Determine how many lines hold "name" and give only that number.
════════════════════
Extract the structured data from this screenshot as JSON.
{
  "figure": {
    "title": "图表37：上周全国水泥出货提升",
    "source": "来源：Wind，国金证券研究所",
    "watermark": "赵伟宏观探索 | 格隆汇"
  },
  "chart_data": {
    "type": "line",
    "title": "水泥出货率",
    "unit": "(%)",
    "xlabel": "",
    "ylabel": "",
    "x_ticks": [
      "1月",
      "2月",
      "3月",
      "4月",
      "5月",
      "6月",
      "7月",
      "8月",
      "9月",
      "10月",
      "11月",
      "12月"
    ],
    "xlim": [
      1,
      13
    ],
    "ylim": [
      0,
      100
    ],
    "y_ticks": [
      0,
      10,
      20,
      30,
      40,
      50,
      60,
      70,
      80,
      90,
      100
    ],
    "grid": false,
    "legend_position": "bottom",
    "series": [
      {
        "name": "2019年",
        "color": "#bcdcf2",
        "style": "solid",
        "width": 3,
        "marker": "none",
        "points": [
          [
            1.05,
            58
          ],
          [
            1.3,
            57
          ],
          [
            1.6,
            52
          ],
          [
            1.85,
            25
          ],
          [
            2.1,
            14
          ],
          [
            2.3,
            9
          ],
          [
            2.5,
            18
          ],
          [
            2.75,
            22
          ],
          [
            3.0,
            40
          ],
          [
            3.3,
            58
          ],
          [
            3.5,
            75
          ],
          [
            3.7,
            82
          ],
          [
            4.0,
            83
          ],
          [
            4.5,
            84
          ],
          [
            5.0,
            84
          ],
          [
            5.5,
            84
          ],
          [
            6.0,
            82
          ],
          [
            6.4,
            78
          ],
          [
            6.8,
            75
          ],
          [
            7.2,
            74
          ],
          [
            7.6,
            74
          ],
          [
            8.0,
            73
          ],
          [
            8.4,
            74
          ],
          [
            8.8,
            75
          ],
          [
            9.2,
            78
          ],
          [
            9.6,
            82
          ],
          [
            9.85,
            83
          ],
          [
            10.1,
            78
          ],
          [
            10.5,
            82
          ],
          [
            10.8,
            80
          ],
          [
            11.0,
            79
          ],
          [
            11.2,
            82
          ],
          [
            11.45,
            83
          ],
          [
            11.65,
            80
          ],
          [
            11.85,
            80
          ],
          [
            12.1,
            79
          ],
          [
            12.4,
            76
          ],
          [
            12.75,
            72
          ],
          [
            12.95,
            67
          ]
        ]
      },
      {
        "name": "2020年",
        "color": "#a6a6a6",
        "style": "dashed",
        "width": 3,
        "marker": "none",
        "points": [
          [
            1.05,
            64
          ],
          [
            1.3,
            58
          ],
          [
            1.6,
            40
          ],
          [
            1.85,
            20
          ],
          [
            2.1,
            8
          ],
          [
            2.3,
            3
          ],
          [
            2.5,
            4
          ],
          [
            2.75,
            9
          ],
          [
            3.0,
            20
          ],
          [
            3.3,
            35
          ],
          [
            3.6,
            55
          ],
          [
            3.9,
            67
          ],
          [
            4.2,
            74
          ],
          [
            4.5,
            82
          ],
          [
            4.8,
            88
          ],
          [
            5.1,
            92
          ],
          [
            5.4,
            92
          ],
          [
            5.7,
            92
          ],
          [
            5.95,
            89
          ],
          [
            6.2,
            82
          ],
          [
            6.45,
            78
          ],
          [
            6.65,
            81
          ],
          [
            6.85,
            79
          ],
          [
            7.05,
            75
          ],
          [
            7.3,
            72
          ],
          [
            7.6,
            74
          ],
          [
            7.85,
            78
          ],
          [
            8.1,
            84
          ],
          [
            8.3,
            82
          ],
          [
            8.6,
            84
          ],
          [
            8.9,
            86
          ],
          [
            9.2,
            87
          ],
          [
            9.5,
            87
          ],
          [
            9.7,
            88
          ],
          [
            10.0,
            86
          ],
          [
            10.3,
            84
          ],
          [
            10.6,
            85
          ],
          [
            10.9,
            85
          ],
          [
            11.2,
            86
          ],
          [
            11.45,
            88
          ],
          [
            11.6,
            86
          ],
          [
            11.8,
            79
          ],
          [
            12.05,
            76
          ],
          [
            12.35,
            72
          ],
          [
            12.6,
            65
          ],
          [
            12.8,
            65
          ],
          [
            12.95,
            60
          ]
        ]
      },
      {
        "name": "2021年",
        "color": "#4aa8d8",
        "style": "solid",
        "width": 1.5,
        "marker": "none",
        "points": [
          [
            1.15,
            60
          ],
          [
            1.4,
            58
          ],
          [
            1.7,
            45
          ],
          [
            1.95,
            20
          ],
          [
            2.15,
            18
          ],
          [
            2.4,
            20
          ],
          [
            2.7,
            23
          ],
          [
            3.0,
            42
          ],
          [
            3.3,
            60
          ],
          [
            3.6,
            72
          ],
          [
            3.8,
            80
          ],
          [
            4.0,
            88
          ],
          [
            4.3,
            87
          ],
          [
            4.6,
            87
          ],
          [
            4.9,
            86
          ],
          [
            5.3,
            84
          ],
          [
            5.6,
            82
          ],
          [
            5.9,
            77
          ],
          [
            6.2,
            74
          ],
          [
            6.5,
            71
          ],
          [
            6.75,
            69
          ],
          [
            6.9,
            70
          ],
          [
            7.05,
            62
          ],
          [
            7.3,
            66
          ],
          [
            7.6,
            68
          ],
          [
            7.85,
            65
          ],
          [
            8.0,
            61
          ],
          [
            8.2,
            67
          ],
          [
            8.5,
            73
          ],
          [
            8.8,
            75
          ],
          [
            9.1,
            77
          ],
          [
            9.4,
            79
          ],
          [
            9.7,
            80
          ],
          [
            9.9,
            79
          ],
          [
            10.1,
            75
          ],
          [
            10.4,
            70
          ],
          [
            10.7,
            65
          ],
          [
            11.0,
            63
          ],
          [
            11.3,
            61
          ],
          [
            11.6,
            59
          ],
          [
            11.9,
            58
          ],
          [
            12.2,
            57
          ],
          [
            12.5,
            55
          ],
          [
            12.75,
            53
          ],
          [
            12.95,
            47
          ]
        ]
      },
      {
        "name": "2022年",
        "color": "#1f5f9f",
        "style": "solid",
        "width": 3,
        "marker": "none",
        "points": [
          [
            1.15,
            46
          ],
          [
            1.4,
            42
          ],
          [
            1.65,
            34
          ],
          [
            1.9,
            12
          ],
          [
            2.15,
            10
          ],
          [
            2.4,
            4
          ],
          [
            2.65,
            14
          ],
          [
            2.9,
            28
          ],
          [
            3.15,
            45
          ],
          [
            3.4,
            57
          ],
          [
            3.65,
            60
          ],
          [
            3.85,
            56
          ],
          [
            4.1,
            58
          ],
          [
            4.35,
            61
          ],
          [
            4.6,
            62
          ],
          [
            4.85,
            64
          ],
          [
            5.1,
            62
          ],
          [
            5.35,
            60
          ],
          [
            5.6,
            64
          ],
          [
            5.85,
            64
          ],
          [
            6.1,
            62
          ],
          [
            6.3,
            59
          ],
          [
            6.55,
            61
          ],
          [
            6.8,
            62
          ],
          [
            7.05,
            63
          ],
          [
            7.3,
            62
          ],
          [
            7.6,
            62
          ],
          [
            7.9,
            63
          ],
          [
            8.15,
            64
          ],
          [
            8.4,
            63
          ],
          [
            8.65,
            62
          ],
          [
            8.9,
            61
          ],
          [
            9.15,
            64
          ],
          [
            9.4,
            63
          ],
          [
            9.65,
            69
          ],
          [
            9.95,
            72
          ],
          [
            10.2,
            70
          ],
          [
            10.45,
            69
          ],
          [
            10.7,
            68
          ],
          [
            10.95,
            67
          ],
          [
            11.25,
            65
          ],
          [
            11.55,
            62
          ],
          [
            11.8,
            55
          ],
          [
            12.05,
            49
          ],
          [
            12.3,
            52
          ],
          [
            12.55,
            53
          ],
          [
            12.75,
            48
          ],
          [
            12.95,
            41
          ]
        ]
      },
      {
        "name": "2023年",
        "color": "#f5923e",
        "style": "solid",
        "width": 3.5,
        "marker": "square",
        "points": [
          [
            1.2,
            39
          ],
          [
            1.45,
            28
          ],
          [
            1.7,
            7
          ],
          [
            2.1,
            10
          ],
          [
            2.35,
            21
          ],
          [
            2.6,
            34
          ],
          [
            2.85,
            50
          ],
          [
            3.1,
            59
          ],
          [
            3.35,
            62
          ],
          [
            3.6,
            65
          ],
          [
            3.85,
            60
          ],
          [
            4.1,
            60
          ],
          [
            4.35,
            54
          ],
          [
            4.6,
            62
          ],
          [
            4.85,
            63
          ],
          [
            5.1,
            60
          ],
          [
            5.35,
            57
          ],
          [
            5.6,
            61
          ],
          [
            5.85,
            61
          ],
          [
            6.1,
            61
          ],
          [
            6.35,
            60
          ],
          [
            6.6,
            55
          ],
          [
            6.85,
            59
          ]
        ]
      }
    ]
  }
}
════════════════════
**COMPLETED TASK**: 5